● STATED PROBLEM
Please write out the material that follows, exactly as it stands.

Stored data
________
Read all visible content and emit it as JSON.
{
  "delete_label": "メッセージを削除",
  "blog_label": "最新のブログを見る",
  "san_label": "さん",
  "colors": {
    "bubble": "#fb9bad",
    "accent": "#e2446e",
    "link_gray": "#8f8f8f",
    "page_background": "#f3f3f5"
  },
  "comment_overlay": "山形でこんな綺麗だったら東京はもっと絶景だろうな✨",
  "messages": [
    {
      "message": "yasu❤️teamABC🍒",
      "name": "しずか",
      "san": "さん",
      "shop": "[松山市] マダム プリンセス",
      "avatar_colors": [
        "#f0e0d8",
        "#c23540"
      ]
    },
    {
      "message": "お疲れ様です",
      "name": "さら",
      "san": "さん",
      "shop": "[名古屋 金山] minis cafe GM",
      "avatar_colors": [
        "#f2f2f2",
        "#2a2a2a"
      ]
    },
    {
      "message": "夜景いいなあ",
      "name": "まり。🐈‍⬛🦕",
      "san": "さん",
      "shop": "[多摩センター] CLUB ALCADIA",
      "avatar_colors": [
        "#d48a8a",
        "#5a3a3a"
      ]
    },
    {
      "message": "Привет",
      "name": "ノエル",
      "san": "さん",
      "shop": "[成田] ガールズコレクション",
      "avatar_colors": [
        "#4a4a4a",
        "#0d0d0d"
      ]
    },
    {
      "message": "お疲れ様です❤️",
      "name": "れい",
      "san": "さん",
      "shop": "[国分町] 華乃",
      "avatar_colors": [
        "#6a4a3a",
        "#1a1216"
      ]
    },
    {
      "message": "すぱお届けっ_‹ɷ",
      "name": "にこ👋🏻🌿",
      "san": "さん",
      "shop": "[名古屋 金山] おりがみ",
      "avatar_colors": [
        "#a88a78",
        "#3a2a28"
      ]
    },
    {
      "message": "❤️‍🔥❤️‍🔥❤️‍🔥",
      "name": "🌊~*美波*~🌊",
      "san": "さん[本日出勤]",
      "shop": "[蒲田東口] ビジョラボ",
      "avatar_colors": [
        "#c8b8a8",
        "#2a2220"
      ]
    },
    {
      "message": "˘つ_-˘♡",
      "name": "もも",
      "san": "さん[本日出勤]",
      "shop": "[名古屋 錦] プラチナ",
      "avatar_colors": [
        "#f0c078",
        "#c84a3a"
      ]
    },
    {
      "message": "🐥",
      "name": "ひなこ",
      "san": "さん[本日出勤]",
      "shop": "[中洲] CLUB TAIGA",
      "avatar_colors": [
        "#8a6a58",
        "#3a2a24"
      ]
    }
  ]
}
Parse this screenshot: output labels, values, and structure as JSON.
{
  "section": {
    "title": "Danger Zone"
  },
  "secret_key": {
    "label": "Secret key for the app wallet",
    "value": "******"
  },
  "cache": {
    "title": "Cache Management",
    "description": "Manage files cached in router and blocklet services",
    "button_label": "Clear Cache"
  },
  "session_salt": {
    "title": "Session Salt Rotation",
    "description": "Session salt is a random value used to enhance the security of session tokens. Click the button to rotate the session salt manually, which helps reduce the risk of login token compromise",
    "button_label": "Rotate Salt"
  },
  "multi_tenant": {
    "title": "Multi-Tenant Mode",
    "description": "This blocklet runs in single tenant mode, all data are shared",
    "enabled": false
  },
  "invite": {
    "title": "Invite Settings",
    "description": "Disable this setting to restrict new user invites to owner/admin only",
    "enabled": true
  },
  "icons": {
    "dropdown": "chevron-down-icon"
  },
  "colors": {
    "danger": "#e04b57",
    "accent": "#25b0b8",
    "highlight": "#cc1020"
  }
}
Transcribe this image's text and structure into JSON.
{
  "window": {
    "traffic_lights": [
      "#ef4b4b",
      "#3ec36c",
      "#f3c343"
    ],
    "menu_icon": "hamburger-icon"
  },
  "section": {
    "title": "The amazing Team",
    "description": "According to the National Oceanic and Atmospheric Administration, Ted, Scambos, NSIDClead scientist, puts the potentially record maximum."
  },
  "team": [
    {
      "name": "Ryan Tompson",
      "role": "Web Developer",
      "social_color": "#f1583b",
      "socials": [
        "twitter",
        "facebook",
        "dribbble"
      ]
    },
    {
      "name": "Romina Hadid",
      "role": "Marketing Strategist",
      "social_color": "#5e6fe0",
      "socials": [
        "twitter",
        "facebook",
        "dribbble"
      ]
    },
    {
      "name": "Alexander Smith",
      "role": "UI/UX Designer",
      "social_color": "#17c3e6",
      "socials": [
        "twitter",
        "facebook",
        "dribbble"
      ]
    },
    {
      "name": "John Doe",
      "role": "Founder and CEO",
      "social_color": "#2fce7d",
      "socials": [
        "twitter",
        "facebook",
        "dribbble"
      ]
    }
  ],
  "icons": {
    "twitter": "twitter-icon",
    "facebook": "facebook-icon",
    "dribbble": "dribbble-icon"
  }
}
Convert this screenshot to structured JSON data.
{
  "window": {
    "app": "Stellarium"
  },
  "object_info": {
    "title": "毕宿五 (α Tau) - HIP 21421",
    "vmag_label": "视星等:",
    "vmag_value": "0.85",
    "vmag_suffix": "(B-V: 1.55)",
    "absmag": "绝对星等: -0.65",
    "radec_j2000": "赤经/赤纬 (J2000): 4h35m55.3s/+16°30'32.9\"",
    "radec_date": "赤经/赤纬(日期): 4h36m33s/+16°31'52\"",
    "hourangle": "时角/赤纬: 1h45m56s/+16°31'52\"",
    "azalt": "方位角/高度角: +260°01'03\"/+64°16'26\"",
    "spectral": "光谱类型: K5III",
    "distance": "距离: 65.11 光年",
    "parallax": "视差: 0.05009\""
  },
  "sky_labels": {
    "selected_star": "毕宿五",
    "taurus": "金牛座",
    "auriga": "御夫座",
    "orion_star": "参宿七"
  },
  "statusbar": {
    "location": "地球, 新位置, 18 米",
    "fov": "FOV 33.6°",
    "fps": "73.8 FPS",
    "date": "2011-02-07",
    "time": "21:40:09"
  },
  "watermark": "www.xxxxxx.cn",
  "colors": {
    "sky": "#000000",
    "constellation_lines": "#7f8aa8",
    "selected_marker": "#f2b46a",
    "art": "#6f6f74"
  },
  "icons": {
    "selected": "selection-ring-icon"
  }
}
________
● ANSWER TO THE EXERCISE
Read all visible content and emit it as JSON.
{
  "delete_label": "メッセージを削除",
  "blog_label": "最新のブログを見る",
  "san_label": "さん",
  "colors": {
    "bubble": "#fb9bad",
    "accent": "#e2446e",
    "link_gray": "#8f8f8f",
    "page_background": "#f3f3f5"
  },
  "comment_overlay": "山形でこんな綺麗だったら東京はもっと絶景だろうな✨",
  "messages": [
    {
      "message": "yasu❤️teamABC🍒",
      "name": "しずか",
      "san": "さん",
      "shop": "[松山市] マダム プリンセス",
      "avatar_colors": [
        "#f0e0d8",
        "#c23540"
      ]
    },
    {
      "message": "お疲れ様です",
      "name": "さら",
      "san": "さん",
      "shop": "[名古屋 金山] minis cafe GM",
      "avatar_colors": [
        "#f2f2f2",
        "#2a2a2a"
      ]
    },
    {
      "message": "夜景いいなあ",
      "name": "まり。🐈‍⬛🦕",
      "san": "さん",
      "shop": "[多摩センター] CLUB ALCADIA",
      "avatar_colors": [
        "#d48a8a",
        "#5a3a3a"
      ]
    },
    {
      "message": "Привет",
      "name": "ノエル",
      "san": "さん",
      "shop": "[成田] ガールズコレクション",
      "avatar_colors": [
        "#4a4a4a",
        "#0d0d0d"
      ]
    },
    {
      "message": "お疲れ様です❤️",
      "name": "れい",
      "san": "さん",
      "shop": "[国分町] 華乃",
      "avatar_colors": [
        "#6a4a3a",
        "#1a1216"
      ]
    },
    {
      "message": "すぱお届けっ_‹ɷ",
      "name": "にこ👋🏻🌿",
      "san": "さん",
      "shop": "[名古屋 金山] おりがみ",
      "avatar_colors": [
        "#a88a78",
        "#3a2a28"
      ]
    },
    {
      "message": "❤️‍🔥❤️‍🔥❤️‍🔥",
      "name": "🌊~*美波*~🌊",
      "san": "さん[本日出勤]",
      "shop": "[蒲田東口] ビジョラボ",
      "avatar_colors": [
        "#c8b8a8",
        "#2a2220"
      ]
    },
    {
      "message": "˘つ_-˘♡",
      "name": "もも",
      "san": "さん[本日出勤]",
      "shop": "[名古屋 錦] プラチナ",
      "avatar_colors": [
        "#f0c078",
        "#c84a3a"
      ]
    },
    {
      "message": "🐥",
      "name": "ひなこ",
      "san": "さん[本日出勤]",
      "shop": "[中洲] CLUB TAIGA",
      "avatar_colors": [
        "#8a6a58",
        "#3a2a24"
      ]
    }
  ]
}
Parse this screenshot: output labels, values, and structure as JSON.
{
  "section": {
    "title": "Danger Zone"
  },
  "secret_key": {
    "label": "Secret key for the app wallet",
    "value": "******"
  },
  "cache": {
    "title": "Cache Management",
    "description": "Manage files cached in router and blocklet services",
    "button_label": "Clear Cache"
  },
  "session_salt": {
    "title": "Session Salt Rotation",
    "description": "Session salt is a random value used to enhance the security of session tokens. Click the button to rotate the session salt manually, which helps reduce the risk of login token compromise",
    "button_label": "Rotate Salt"
  },
  "multi_tenant": {
    "title": "Multi-Tenant Mode",
    "description": "This blocklet runs in single tenant mode, all data are shared",
    "enabled": false
  },
  "invite": {
    "title": "Invite Settings",
    "description": "Disable this setting to restrict new user invites to owner/admin only",
    "enabled": true
  },
  "icons": {
    "dropdown": "chevron-down-icon"
  },
  "colors": {
    "danger": "#e04b57",
    "accent": "#25b0b8",
    "highlight": "#cc1020"
  }
}
Transcribe this image's text and structure into JSON.
{
  "window": {
    "traffic_lights": [
      "#ef4b4b",
      "#3ec36c",
      "#f3c343"
    ],
    "menu_icon": "hamburger-icon"
  },
  "section": {
    "title": "The amazing Team",
    "description": "According to the National Oceanic and Atmospheric Administration, Ted, Scambos, NSIDClead scientist, puts the potentially record maximum."
  },
  "team": [
    {
      "name": "Ryan Tompson",
      "role": "Web Developer",
      "social_color": "#f1583b",
      "socials": [
        "twitter",
        "facebook",
        "dribbble"
      ]
    },
    {
      "name": "Romina Hadid",
      "role": "Marketing Strategist",
      "social_color": "#5e6fe0",
      "socials": [
        "twitter",
        "facebook",
        "dribbble"
      ]
    },
    {
      "name": "Alexander Smith",
      "role": "UI/UX Designer",
      "social_color": "#17c3e6",
      "socials": [
        "twitter",
        "facebook",
        "dribbble"
      ]
    },
    {
      "name": "John Doe",
      "role": "Founder and CEO",
      "social_color": "#2fce7d",
      "socials": [
        "twitter",
        "facebook",
        "dribbble"
      ]
    }
  ],
  "icons": {
    "twitter": "twitter-icon",
    "facebook": "facebook-icon",
    "dribbble": "dribbble-icon"
  }
}
Convert this screenshot to structured JSON data.
{
  "window": {
    "app": "Stellarium"
  },
  "object_info": {
    "title": "毕宿五 (α Tau) - HIP 21421",
    "vmag_label": "视星等:",
    "vmag_value": "0.85",
    "vmag_suffix": "(B-V: 1.55)",
    "absmag": "绝对星等: -0.65",
    "radec_j2000": "赤经/赤纬 (J2000): 4h35m55.3s/+16°30'32.9\"",
    "radec_date": "赤经/赤纬(日期): 4h36m33s/+16°31'52\"",
    "hourangle": "时角/赤纬: 1h45m56s/+16°31'52\"",
    "azalt": "方位角/高度角: +260°01'03\"/+64°16'26\"",
    "spectral": "光谱类型: K5III",
    "distance": "距离: 65.11 光年",
    "parallax": "视差: 0.05009\""
  },
  "sky_labels": {
    "selected_star": "毕宿五",
    "taurus": "金牛座",
    "auriga": "御夫座",
    "orion_star": "参宿七"
  },
  "statusbar": {
    "location": "地球, 新位置, 18 米",
    "fov": "FOV 33.6°",
    "fps": "73.8 FPS",
    "date": "2011-02-07",
    "time": "21:40:09"
  },
  "watermark": "www.xxxxxx.cn",
  "colors": {
    "sky": "#000000",
    "constellation_lines": "#7f8aa8",
    "selected_marker": "#f2b46a",
    "art": "#6f6f74"
  },
  "icons": {
    "selected": "selection-ring-icon"
  }
}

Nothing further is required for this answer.